[Begin]

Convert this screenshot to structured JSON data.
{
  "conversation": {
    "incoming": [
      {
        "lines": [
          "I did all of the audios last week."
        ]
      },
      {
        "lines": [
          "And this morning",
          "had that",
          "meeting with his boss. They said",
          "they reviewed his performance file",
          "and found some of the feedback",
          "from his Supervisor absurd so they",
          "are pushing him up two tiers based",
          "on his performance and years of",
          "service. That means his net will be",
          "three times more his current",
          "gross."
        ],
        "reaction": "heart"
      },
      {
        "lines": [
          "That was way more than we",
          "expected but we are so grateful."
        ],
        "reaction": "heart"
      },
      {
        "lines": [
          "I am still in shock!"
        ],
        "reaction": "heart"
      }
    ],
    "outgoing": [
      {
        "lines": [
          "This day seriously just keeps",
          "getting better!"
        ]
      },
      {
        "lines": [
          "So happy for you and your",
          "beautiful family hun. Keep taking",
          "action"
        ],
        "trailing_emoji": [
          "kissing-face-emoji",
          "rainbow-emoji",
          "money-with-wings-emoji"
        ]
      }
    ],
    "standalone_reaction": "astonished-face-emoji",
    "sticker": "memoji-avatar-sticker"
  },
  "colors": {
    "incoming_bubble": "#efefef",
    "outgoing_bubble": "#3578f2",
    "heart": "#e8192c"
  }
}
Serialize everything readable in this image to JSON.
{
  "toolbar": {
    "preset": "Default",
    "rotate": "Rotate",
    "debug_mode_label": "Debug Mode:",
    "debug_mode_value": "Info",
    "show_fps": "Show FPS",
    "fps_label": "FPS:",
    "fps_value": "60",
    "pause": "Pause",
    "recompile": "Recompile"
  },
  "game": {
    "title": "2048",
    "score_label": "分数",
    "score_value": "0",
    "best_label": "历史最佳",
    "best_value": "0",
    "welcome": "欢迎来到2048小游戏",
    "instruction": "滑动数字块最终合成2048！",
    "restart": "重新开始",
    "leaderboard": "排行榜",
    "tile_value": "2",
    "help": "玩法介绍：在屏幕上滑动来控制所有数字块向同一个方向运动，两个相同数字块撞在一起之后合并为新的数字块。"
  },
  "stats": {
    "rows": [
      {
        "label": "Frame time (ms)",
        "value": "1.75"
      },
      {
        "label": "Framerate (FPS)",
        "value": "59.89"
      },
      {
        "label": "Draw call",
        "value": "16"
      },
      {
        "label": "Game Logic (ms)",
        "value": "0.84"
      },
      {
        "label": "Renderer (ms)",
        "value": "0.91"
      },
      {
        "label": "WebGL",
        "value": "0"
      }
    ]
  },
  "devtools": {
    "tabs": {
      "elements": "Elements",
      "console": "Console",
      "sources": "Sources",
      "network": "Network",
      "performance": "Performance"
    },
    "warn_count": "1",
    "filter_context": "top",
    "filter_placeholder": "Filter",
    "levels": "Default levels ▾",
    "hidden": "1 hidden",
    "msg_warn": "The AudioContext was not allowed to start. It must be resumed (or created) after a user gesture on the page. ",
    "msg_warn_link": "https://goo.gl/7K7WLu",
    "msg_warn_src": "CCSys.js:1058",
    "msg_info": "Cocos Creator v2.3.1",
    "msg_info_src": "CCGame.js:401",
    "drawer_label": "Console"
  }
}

[End]

§ **WHAT IS REQUIRED**
Transcribe every line of the data, exactly as it stands.

§ **RESULT OF THIS EXERCISE**
Convert this screenshot to structured JSON data.
{
  "conversation": {
    "incoming": [
      {
        "lines": [
          "I did all of the audios last week."
        ]
      },
      {
        "lines": [
          "And this morning",
          "had that",
          "meeting with his boss. They said",
          "they reviewed his performance file",
          "and found some of the feedback",
          "from his Supervisor absurd so they",
          "are pushing him up two tiers based",
          "on his performance and years of",
          "service. That means his net will be",
          "three times more his current",
          "gross."
        ],
        "reaction": "heart"
      },
      {
        "lines": [
          "That was way more than we",
          "expected but we are so grateful."
        ],
        "reaction": "heart"
      },
      {
        "lines": [
          "I am still in shock!"
        ],
        "reaction": "heart"
      }
    ],
    "outgoing": [
      {
        "lines": [
          "This day seriously just keeps",
          "getting better!"
        ]
      },
      {
        "lines": [
          "So happy for you and your",
          "beautiful family hun. Keep taking",
          "action"
        ],
        "trailing_emoji": [
          "kissing-face-emoji",
          "rainbow-emoji",
          "money-with-wings-emoji"
        ]
      }
    ],
    "standalone_reaction": "astonished-face-emoji",
    "sticker": "memoji-avatar-sticker"
  },
  "colors": {
    "incoming_bubble": "#efefef",
    "outgoing_bubble": "#3578f2",
    "heart": "#e8192c"
  }
}
Serialize everything readable in this image to JSON.
{
  "toolbar": {
    "preset": "Default",
    "rotate": "Rotate",
    "debug_mode_label": "Debug Mode:",
    "debug_mode_value": "Info",
    "show_fps": "Show FPS",
    "fps_label": "FPS:",
    "fps_value": "60",
    "pause": "Pause",
    "recompile": "Recompile"
  },
  "game": {
    "title": "2048",
    "score_label": "分数",
    "score_value": "0",
    "best_label": "历史最佳",
    "best_value": "0",
    "welcome": "欢迎来到2048小游戏",
    "instruction": "滑动数字块最终合成2048！",
    "restart": "重新开始",
    "leaderboard": "排行榜",
    "tile_value": "2",
    "help": "玩法介绍：在屏幕上滑动来控制所有数字块向同一个方向运动，两个相同数字块撞在一起之后合并为新的数字块。"
  },
  "stats": {
    "rows": [
      {
        "label": "Frame time (ms)",
        "value": "1.75"
      },
      {
        "label": "Framerate (FPS)",
        "value": "59.89"
      },
      {
        "label": "Draw call",
        "value": "16"
      },
      {
        "label": "Game Logic (ms)",
        "value": "0.84"
      },
      {
        "label": "Renderer (ms)",
        "value": "0.91"
      },
      {
        "label": "WebGL",
        "value": "0"
      }
    ]
  },
  "devtools": {
    "tabs": {
      "elements": "Elements",
      "console": "Console",
      "sources": "Sources",
      "network": "Network",
      "performance": "Performance"
    },
    "warn_count": "1",
    "filter_context": "top",
    "filter_placeholder": "Filter",
    "levels": "Default levels ▾",
    "hidden": "1 hidden",
    "msg_warn": "The AudioContext was not allowed to start. It must be resumed (or created) after a user gesture on the page. ",
    "msg_warn_link": "https://goo.gl/7K7WLu",
    "msg_warn_src": "CCSys.js:1058",
    "msg_info": "Cocos Creator v2.3.1",
    "msg_info_src": "CCGame.js:401",
    "drawer_label": "Console"
  }
}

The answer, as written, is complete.